::: Records for the task :::

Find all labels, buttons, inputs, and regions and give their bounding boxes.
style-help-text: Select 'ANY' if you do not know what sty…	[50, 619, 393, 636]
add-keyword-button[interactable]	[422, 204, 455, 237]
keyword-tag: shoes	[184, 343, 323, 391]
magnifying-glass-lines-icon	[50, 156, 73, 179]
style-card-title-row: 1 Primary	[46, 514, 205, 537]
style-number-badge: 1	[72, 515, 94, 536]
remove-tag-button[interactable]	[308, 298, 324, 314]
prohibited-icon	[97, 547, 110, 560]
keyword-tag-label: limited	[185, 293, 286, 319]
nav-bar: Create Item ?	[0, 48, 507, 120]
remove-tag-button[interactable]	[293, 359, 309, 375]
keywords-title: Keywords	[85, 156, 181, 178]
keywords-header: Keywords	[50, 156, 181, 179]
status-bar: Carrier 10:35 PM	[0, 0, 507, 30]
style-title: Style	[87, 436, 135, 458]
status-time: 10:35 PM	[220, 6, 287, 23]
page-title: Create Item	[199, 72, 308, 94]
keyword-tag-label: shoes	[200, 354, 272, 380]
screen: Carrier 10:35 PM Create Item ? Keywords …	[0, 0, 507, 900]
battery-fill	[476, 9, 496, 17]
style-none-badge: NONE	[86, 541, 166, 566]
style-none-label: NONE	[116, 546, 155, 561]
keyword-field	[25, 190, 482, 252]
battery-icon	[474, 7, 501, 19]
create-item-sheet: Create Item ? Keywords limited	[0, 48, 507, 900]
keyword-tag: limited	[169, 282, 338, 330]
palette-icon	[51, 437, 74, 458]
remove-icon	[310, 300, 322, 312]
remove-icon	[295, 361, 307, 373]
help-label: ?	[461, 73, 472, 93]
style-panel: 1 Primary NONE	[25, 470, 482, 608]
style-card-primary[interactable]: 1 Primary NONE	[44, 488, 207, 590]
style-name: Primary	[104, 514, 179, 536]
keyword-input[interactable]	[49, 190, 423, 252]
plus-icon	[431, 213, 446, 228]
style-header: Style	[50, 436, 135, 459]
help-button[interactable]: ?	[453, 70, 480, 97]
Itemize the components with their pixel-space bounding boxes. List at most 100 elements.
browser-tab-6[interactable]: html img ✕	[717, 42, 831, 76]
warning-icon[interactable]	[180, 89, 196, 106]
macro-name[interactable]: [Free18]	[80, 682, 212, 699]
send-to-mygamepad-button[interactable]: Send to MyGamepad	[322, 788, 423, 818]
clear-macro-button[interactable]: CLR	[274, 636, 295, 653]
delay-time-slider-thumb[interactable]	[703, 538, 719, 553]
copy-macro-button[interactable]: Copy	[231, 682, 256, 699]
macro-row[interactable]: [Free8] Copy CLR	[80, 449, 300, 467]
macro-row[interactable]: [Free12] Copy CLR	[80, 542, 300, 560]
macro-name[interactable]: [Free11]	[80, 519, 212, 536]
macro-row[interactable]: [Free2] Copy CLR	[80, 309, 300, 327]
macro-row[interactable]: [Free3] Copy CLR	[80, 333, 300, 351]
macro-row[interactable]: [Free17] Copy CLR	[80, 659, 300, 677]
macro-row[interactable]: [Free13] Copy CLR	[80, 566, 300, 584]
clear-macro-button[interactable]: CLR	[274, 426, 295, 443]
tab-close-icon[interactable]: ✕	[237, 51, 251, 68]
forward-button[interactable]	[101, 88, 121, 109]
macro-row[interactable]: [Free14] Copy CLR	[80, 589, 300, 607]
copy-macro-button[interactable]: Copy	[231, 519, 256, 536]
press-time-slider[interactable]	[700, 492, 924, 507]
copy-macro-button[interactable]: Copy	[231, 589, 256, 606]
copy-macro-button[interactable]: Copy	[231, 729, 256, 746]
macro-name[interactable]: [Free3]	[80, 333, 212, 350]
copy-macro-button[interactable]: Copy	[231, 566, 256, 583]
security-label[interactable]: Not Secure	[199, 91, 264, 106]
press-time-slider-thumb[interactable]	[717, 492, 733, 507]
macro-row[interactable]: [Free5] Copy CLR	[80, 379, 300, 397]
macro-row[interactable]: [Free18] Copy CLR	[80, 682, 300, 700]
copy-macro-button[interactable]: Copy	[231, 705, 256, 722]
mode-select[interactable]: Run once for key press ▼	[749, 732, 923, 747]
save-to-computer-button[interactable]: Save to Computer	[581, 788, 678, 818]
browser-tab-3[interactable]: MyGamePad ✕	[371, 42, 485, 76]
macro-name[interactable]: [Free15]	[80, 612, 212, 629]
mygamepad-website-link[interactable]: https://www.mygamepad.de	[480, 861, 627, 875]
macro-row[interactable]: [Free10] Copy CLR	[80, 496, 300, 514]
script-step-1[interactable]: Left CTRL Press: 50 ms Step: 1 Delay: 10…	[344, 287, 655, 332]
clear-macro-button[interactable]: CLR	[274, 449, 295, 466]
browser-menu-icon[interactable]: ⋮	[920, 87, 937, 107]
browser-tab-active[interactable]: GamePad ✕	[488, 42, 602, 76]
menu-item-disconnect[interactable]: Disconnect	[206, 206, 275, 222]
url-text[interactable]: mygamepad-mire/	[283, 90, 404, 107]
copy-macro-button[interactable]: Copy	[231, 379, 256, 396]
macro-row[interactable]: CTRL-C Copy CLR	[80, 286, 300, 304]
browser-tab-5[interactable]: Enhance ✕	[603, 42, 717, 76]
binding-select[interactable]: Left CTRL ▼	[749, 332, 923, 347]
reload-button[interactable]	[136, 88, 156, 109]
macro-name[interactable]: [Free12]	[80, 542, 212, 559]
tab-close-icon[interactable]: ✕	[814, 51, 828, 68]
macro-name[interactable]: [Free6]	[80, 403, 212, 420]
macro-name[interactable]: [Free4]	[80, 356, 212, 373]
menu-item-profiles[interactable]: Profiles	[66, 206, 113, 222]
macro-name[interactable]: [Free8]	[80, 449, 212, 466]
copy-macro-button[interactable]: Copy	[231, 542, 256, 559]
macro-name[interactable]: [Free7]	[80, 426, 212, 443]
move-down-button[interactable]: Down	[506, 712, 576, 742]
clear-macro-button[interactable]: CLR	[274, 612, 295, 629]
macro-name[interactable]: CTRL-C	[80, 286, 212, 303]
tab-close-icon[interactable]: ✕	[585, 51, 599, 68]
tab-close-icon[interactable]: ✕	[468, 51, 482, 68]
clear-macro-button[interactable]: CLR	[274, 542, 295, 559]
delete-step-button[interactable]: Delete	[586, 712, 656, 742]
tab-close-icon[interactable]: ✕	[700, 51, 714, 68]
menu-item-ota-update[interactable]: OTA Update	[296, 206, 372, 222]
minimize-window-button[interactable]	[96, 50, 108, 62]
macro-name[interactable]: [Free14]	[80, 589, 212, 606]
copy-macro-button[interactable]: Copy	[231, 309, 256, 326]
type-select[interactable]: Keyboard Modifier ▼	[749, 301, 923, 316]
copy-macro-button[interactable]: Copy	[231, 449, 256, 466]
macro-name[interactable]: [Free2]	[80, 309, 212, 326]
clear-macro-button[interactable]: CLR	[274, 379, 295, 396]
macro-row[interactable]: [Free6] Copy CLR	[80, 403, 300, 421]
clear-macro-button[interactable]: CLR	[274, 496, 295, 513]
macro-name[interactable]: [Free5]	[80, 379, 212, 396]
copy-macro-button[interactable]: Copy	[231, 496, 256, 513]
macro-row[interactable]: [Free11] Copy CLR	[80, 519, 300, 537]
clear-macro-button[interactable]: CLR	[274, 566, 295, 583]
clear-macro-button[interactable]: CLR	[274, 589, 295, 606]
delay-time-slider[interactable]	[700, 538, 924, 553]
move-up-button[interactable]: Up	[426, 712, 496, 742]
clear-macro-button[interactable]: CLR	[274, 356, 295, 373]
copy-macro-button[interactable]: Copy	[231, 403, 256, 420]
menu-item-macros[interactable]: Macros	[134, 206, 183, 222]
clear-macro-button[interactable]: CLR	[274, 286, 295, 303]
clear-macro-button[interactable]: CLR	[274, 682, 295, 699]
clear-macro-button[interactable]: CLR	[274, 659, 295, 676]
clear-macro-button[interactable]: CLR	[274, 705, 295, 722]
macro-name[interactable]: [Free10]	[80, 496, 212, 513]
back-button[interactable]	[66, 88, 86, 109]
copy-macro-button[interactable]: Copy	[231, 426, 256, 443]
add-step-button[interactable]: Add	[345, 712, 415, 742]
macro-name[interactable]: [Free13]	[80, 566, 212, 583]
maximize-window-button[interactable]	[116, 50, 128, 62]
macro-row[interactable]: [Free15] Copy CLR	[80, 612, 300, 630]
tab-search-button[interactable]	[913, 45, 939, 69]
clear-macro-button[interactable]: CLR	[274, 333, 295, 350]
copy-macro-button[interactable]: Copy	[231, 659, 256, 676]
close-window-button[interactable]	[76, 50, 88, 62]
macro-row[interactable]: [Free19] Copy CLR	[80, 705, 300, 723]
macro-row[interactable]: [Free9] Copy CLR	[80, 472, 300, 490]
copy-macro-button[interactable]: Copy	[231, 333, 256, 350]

:::

**Direction:**
Please copy the rows above word for word, from the start of the rows through the line containing "343, 323, 391]".

**Answer to this problem:**
Find all labels, buttons, inputs, and regions and give their bounding boxes.
style-help-text: Select 'ANY' if you do not know what sty…	[50, 619, 393, 636]
add-keyword-button[interactable]	[422, 204, 455, 237]
keyword-tag: shoes	[184, 343, 323, 391]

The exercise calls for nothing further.